*Dataset records:*
## BEGIN
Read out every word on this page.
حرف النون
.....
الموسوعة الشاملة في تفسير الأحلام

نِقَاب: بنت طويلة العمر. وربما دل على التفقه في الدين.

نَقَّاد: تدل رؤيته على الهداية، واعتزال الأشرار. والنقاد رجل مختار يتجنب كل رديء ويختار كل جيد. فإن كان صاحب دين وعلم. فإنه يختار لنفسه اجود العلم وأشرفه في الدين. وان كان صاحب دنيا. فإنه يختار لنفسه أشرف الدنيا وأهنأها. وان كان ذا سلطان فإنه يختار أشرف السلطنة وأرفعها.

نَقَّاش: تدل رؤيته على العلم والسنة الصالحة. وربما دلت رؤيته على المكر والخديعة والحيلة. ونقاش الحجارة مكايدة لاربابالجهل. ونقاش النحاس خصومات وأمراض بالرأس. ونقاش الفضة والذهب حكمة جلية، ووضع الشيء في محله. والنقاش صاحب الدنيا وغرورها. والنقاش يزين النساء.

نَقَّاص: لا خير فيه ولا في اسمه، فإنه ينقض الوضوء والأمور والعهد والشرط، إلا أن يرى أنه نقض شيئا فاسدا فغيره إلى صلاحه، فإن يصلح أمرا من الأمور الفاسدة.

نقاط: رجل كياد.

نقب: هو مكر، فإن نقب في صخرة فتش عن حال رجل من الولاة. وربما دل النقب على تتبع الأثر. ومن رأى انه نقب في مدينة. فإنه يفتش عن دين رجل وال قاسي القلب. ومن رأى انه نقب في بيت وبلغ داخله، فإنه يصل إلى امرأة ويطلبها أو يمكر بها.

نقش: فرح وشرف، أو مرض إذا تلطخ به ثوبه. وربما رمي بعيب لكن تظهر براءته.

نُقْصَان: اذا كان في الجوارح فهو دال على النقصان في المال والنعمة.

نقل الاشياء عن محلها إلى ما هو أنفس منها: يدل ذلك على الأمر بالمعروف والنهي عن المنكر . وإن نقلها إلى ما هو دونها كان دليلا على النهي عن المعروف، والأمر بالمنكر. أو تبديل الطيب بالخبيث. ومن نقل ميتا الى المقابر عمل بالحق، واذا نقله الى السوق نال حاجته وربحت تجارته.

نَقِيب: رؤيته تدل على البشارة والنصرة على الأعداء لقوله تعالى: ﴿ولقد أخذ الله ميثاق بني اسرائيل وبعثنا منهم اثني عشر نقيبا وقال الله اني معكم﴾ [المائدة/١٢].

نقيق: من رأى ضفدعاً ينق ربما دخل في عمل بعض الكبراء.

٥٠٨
## END
*Required work:*
Write out the records shown above, exactly as they appear.

*Reply:*
Read out every word on this page.
حرف النون
.....
الموسوعة الشاملة في تفسير الأحلام

نِقَاب: بنت طويلة العمر. وربما دل على التفقه في الدين.

نَقَّاد: تدل رؤيته على الهداية، واعتزال الأشرار. والنقاد رجل مختار يتجنب كل رديء ويختار كل جيد. فإن كان صاحب دين وعلم. فإنه يختار لنفسه اجود العلم وأشرفه في الدين. وان كان صاحب دنيا. فإنه يختار لنفسه أشرف الدنيا وأهنأها. وان كان ذا سلطان فإنه يختار أشرف السلطنة وأرفعها.

نَقَّاش: تدل رؤيته على العلم والسنة الصالحة. وربما دلت رؤيته على المكر والخديعة والحيلة. ونقاش الحجارة مكايدة لاربابالجهل. ونقاش النحاس خصومات وأمراض بالرأس. ونقاش الفضة والذهب حكمة جلية، ووضع الشيء في محله. والنقاش صاحب الدنيا وغرورها. والنقاش يزين النساء.

نَقَّاص: لا خير فيه ولا في اسمه، فإنه ينقض الوضوء والأمور والعهد والشرط، إلا أن يرى أنه نقض شيئا فاسدا فغيره إلى صلاحه، فإن يصلح أمرا من الأمور الفاسدة.

نقاط: رجل كياد.

نقب: هو مكر، فإن نقب في صخرة فتش عن حال رجل من الولاة. وربما دل النقب على تتبع الأثر. ومن رأى انه نقب في مدينة. فإنه يفتش عن دين رجل وال قاسي القلب. ومن رأى انه نقب في بيت وبلغ داخله، فإنه يصل إلى امرأة ويطلبها أو يمكر بها.

نقش: فرح وشرف، أو مرض إذا تلطخ به ثوبه. وربما رمي بعيب لكن تظهر براءته.

نُقْصَان: اذا كان في الجوارح فهو دال على النقصان في المال والنعمة.

نقل الاشياء عن محلها إلى ما هو أنفس منها: يدل ذلك على الأمر بالمعروف والنهي عن المنكر . وإن نقلها إلى ما هو دونها كان دليلا على النهي عن المعروف، والأمر بالمنكر. أو تبديل الطيب بالخبيث. ومن نقل ميتا الى المقابر عمل بالحق، واذا نقله الى السوق نال حاجته وربحت تجارته.

نَقِيب: رؤيته تدل على البشارة والنصرة على الأعداء لقوله تعالى: ﴿ولقد أخذ الله ميثاق بني اسرائيل وبعثنا منهم اثني عشر نقيبا وقال الله اني معكم﴾ [المائدة/١٢].

نقيق: من رأى ضفدعاً ينق ربما دخل في عمل بعض الكبراء.

٥٠٨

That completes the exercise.